* Consigne A:
Pourquoi le passage sur l'escarmiento cite-t-il les sonnets « Esta miseria, gran señor, honrosa », « Que los años por ti vuelen tan leves » et « A quien la buena dicha no enfurece » ? Répondez en une à trois phrases.
* Consigne B:
Rédigez la suite du passage sur l'escarmiento à partir de l'endroit où il s'interrompt.

* Extrait présenté:
....................

Enfin, nous avons distingué une modalité d‟escarmiento qui serait issu de l'observation par le sujet d'une erreur commise par autrui. C'est bien ce qui se passe dans les sonnets « Esta miseria, gran señor, honrosa » ; « Que los años por ti vuelen tan leves » et « A quien la buena dicha no enfurece » :

« Esta miseria, gran señor, honrosa, de la humana ambición alma dorada; esta pobreza ilustre acreditada, fatiga dulce, y inquietud preciosa; este metal de la color medrosa, y de la fuerza contra todo osada te vuelvo, que alta dádiva envidiada enferma la fortuna más dichosa. Recíbelo, Nerón, que en docta historia, más será recibirlo que fue darlo, y más seguridad en mí el volverlo: pues juzgarán, y te será más gloria, que diste oro a quien supo despreciarlo, para mostrar que supo merecerlo. » 120 « Que los años por ti vuelen tan leves, pides a Dios; que el rostro sus pisadas no sienta, y que a las greñas bien peinadas no pase corva la vejez sus nieves.

Esto le pides, y, borracho bebes las vendimias en tazas coronadas, y para el vientre tuyo las manadas que Apulia pasta son bocados breves. A Dios le pides lo que tú te quitas; la enfermedad y la vejez te tragas, y estar de ellas exento solicitas. Pero en rugosa piel la deuda pagas de las embrïagueces que vomitas, y en la salud que, comilón, estragas. »121 « A quien la buena dicha no enfurece, ninguna desventura le quebranta; camina, Fabio, por la senda santa, que no en despeñaderos permanece. Huye el camino izquierdo, que florece con el engaño de tu propia planta; pues cuanto en curso alegre se adelanta, tanto en mentidas lumbres te anochece. Huye la multitud descaminada; deja la culpa espléndida, y, seguro, la virtud dará el fin de la jornada. Y si al engaño, en la opulencia obscuro, aplicas luz, harás que te persuada

que el oro es cárcel con blasón de muro. »122

120 BL 43 / R 3. 121 BL 64 / R 25. 122 BL 65 / R 28.

....................

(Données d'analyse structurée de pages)
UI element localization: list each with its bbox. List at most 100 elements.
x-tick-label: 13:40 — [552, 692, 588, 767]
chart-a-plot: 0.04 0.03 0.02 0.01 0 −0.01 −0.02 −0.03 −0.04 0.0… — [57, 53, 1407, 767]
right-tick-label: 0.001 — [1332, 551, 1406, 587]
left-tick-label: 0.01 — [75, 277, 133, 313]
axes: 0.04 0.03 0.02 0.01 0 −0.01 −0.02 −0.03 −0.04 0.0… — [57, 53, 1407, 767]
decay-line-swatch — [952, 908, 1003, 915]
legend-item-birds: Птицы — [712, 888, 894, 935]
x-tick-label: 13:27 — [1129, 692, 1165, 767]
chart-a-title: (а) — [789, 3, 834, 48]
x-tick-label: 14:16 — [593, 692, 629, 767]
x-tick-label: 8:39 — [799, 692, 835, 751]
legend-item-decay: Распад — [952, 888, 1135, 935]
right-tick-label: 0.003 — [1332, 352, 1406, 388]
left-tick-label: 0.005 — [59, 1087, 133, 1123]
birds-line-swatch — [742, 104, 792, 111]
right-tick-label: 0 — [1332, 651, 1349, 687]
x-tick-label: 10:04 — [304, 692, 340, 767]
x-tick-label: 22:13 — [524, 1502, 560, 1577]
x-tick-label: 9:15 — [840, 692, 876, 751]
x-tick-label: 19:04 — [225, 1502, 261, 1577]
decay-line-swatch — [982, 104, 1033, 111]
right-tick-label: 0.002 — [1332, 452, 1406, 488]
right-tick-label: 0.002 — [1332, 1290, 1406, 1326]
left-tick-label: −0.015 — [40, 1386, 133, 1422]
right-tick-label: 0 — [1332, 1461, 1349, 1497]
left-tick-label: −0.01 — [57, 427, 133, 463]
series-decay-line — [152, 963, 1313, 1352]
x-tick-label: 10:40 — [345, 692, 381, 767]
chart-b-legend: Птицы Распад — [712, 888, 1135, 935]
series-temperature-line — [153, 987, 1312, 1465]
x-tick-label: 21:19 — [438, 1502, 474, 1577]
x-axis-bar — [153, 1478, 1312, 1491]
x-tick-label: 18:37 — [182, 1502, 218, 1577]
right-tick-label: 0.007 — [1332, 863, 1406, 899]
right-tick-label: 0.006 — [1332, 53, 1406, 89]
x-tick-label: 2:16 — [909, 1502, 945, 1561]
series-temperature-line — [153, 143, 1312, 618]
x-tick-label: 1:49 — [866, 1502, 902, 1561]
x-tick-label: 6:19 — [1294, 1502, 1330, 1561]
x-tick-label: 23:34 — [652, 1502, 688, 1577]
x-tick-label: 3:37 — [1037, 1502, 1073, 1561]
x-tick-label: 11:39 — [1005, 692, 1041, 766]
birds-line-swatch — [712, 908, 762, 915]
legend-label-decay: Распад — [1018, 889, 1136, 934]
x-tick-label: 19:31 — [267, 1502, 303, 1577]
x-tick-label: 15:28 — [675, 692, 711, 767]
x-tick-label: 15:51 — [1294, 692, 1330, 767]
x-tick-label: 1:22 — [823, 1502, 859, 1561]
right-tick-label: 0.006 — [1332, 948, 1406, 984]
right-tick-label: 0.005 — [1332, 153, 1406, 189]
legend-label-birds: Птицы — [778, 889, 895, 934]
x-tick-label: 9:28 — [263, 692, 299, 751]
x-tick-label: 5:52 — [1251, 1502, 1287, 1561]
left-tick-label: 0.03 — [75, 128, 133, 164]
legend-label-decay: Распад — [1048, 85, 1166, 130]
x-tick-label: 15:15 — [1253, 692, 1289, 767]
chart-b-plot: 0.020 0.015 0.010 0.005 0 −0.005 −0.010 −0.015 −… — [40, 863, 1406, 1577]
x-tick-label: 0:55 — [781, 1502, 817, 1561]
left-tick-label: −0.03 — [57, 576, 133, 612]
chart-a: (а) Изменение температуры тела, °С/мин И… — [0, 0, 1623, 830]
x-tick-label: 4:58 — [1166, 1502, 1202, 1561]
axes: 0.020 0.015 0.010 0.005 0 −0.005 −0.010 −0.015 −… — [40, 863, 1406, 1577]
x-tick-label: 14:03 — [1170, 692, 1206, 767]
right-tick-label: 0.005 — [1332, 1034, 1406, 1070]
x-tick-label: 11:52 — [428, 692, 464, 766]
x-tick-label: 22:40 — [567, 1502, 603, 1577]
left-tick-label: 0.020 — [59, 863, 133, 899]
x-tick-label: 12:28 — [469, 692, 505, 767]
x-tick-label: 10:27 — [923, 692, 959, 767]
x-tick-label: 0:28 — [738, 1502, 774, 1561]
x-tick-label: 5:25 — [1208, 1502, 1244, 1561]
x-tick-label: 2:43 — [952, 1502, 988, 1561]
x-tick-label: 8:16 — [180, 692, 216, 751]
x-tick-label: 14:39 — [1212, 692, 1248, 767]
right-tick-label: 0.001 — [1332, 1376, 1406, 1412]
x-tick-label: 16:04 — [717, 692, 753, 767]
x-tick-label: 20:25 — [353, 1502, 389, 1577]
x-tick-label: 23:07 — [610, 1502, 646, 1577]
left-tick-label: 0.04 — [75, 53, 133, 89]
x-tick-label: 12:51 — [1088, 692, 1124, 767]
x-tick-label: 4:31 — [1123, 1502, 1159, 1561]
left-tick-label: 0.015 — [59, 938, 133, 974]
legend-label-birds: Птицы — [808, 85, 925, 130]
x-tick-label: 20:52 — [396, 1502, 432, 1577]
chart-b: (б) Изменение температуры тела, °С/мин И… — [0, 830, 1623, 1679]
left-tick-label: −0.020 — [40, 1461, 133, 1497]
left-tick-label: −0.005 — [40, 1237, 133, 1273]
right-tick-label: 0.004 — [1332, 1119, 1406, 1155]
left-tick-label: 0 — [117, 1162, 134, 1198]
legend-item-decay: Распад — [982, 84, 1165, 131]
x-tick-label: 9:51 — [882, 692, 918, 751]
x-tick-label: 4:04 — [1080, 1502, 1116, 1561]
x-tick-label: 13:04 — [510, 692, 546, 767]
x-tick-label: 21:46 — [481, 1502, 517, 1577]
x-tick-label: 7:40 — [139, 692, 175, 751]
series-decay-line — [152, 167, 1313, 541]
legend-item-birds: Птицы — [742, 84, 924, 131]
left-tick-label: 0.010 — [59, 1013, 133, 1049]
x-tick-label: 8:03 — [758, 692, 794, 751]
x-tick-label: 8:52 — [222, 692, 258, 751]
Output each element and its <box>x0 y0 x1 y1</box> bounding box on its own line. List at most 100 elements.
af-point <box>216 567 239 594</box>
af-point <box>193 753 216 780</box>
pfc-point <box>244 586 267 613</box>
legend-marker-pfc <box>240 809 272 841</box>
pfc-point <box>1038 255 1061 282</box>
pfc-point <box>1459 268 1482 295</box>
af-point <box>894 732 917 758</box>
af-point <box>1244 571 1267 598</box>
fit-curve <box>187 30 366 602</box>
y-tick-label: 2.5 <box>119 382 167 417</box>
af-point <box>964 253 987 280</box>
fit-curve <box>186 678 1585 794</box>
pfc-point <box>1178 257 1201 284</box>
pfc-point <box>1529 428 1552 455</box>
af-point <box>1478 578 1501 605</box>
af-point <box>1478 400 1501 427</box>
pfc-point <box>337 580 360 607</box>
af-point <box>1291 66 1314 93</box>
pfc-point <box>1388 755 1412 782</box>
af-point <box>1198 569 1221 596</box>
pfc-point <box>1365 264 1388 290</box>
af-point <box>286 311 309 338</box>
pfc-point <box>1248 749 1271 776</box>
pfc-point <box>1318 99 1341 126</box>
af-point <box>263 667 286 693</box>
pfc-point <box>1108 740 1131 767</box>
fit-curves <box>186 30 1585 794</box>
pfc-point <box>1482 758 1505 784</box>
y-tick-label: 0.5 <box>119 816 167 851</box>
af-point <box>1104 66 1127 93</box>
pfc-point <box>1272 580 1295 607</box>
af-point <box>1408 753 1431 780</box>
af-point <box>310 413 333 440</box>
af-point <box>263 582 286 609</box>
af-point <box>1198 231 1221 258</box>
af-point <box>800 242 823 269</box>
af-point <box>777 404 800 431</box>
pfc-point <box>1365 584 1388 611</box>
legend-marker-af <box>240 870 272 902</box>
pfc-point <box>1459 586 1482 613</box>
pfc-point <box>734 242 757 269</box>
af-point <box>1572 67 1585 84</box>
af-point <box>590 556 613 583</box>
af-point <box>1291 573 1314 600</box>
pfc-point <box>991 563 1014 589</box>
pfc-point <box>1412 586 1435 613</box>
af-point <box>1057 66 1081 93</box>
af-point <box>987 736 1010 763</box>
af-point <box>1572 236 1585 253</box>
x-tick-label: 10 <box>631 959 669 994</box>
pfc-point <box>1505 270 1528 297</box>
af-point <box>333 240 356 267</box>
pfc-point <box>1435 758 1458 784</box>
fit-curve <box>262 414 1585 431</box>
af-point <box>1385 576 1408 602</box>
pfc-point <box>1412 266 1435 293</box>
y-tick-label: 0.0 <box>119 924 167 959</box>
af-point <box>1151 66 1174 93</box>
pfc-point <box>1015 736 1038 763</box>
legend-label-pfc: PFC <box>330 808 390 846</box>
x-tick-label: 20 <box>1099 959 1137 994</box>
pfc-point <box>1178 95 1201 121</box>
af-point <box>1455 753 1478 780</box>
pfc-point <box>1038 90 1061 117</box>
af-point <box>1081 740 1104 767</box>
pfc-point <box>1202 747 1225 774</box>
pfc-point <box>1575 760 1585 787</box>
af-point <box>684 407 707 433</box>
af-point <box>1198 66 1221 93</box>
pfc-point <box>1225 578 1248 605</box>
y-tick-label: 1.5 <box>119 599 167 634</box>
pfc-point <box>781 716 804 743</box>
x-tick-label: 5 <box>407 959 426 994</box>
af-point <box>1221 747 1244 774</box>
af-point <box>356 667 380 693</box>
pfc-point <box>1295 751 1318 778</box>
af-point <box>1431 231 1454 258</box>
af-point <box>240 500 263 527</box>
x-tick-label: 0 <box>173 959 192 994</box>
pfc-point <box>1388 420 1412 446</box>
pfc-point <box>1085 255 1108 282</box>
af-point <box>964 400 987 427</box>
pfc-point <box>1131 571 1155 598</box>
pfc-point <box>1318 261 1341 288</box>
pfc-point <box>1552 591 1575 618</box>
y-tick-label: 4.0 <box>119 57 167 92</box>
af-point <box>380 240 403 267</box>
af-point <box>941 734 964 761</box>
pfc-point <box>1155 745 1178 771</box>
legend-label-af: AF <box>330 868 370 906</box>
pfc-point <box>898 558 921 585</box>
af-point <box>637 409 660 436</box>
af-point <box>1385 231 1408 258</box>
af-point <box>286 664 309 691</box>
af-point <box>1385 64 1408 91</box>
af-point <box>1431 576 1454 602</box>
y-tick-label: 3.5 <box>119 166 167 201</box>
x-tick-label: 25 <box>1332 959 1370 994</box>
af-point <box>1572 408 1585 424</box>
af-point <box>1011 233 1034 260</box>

....................

* Réponse attendue A:
Ces trois sonnets illustrent la modalité d'escarmiento que le passage a distinguée, celle qui naît de l'observation, par le sujet, d'une erreur commise par autrui.

* Réponse attendue B:
Dans ces trois cas, c'est le récit des erreurs observées chez les autres qui sert de base au processus de l'escarmiento. Ce récit peut relever de l'énumération des erreurs d'autrui : c'est ce qui se passe dans le sonnet « Que los años por ti vuelen tan leves », où les nombreux présents narratifs (vv. 2, 5 et 9 : « pides » ; v. 5 : « bebes » ; v. 8 : « son » ; vv. 9-14, à raison d'un verbe par fin de vers : « quitas », « tragas », « solicitas », «pagas », « vomitas », « estragas ») illustrent cette situation. La référence aux erreurs d'autrui peut aussi être une simple allusion, comme dans le sonnet « A quien la buena dicha no enfurece » au vers 9 « la multitud descaminada ». Dans ce cas précis, remarquons que la voix poétique utilise la référence à un groupe, qu'elle critique à travers la métaphore du bon et du mauvais chemin, à l'œuvre dans tout le poème. L'adjectif « descaminada » répond en effet à «camina» (v. 3), « senda » (v. 3), « camino » (v. 5) et « curso » (v. 7). Dans ce cas, le procédé est particulièrement synthétique, puisqu'il s'agit à la fois de conclure une métaphore filée et de nommer un groupe entier, critiqué tout au long du poème, en un seul mot (« la multitud »)123. D‟une manière générale, la référence à l‟erreur d‟autrui est donc, logiquement, ce qui domine dans ce type d‟escarmiento. Le récit peut, enfin, être celui du châtiment lui-même, plus que de l'erreur qu'il vise à corriger. C'est le cas dans le poème « Esta miseria, gran señor, honrosa », où la voix poétique est celle de Sénèque qui discourt pour faire sortir Néron de son erreur. S'il y a bien observation par le sujet d'une erreur commise par autrui, la première originalité de ce sonnet réside dans le fait que cette erreur soit rapportée par un personnage historique, et que ce dernier soit à la fois l'origine du châtiment et la voix poétique. Une autre originalité à signaler est le fait que le destinataire prétendu du discours (Néron) n'est pas celui du poème (les lecteurs de Quevedo). Ainsi, le discours lui-même (attribué à Sénèque dans le cadre de la fiction poétique) constitue, sinon un escarmiento à l'envers, du moins un exemple à imiter : en plus de donner en contre-exemple l'erreur commise par Néron, ce sonnet donne en contre-exemple l'attitude de Sénèque. La dimension de cet escarmiento particulier est en quelque sorte double, mais sa cause demeure, au même titre que ceux précédemment évoqués, indirecte et issue de l‟observation de l‟erreur chez autrui.